• **Task prompt**: Write out the full set of records exactly. Any pictures in them do not belong in the copy.

---------- Available data

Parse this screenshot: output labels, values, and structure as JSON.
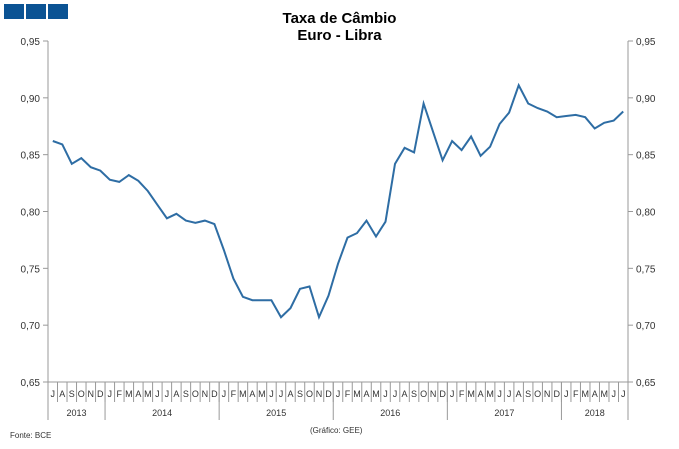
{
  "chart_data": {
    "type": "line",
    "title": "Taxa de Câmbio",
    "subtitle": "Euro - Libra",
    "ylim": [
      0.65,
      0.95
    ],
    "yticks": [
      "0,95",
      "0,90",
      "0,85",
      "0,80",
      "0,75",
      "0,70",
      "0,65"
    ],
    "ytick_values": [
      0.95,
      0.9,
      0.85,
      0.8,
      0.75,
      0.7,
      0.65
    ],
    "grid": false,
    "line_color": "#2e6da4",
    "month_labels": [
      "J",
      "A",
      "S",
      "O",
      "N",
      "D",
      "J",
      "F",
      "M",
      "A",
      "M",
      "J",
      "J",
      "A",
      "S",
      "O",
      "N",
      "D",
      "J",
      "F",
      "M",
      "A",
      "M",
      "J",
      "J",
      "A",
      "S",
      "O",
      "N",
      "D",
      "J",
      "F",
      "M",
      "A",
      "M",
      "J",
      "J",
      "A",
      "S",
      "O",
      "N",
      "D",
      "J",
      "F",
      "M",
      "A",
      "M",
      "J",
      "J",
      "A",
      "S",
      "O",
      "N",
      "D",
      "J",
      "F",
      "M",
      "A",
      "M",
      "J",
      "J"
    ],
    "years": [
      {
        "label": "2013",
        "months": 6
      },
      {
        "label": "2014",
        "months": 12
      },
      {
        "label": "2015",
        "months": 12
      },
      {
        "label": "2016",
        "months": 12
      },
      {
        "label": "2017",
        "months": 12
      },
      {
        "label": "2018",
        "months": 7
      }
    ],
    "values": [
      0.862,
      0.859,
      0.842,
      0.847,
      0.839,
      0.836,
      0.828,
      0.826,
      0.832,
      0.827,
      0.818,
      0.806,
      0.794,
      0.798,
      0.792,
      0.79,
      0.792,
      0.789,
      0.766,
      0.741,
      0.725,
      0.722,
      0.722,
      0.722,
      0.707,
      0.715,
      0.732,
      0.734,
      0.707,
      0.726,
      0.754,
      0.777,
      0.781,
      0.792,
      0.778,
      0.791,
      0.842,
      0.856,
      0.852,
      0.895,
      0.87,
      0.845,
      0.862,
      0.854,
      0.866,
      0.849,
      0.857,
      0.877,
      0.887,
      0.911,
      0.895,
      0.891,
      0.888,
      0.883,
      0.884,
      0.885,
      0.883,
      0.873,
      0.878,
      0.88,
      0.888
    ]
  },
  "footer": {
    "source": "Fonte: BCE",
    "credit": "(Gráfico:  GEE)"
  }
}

--------------------

• **Written solution**:
Parse this screenshot: output labels, values, and structure as JSON.
{
  "chart_data": {
    "type": "line",
    "title": "Taxa de Câmbio",
    "subtitle": "Euro - Libra",
    "ylim": [
      0.65,
      0.95
    ],
    "yticks": [
      "0,95",
      "0,90",
      "0,85",
      "0,80",
      "0,75",
      "0,70",
      "0,65"
    ],
    "ytick_values": [
      0.95,
      0.9,
      0.85,
      0.8,
      0.75,
      0.7,
      0.65
    ],
    "grid": false,
    "line_color": "#2e6da4",
    "month_labels": [
      "J",
      "A",
      "S",
      "O",
      "N",
      "D",
      "J",
      "F",
      "M",
      "A",
      "M",
      "J",
      "J",
      "A",
      "S",
      "O",
      "N",
      "D",
      "J",
      "F",
      "M",
      "A",
      "M",
      "J",
      "J",
      "A",
      "S",
      "O",
      "N",
      "D",
      "J",
      "F",
      "M",
      "A",
      "M",
      "J",
      "J",
      "A",
      "S",
      "O",
      "N",
      "D",
      "J",
      "F",
      "M",
      "A",
      "M",
      "J",
      "J",
      "A",
      "S",
      "O",
      "N",
      "D",
      "J",
      "F",
      "M",
      "A",
      "M",
      "J",
      "J"
    ],
    "years": [
      {
        "label": "2013",
        "months": 6
      },
      {
        "label": "2014",
        "months": 12
      },
      {
        "label": "2015",
        "months": 12
      },
      {
        "label": "2016",
        "months": 12
      },
      {
        "label": "2017",
        "months": 12
      },
      {
        "label": "2018",
        "months": 7
      }
    ],
    "values": [
      0.862,
      0.859,
      0.842,
      0.847,
      0.839,
      0.836,
      0.828,
      0.826,
      0.832,
      0.827,
      0.818,
      0.806,
      0.794,
      0.798,
      0.792,
      0.79,
      0.792,
      0.789,
      0.766,
      0.741,
      0.725,
      0.722,
      0.722,
      0.722,
      0.707,
      0.715,
      0.732,
      0.734,
      0.707,
      0.726,
      0.754,
      0.777,
      0.781,
      0.792,
      0.778,
      0.791,
      0.842,
      0.856,
      0.852,
      0.895,
      0.87,
      0.845,
      0.862,
      0.854,
      0.866,
      0.849,
      0.857,
      0.877,
      0.887,
      0.911,
      0.895,
      0.891,
      0.888,
      0.883,
      0.884,
      0.885,
      0.883,
      0.873,
      0.878,
      0.88,
      0.888
    ]
  },
  "footer": {
    "source": "Fonte: BCE",
    "credit": "(Gráfico:  GEE)"
  }
}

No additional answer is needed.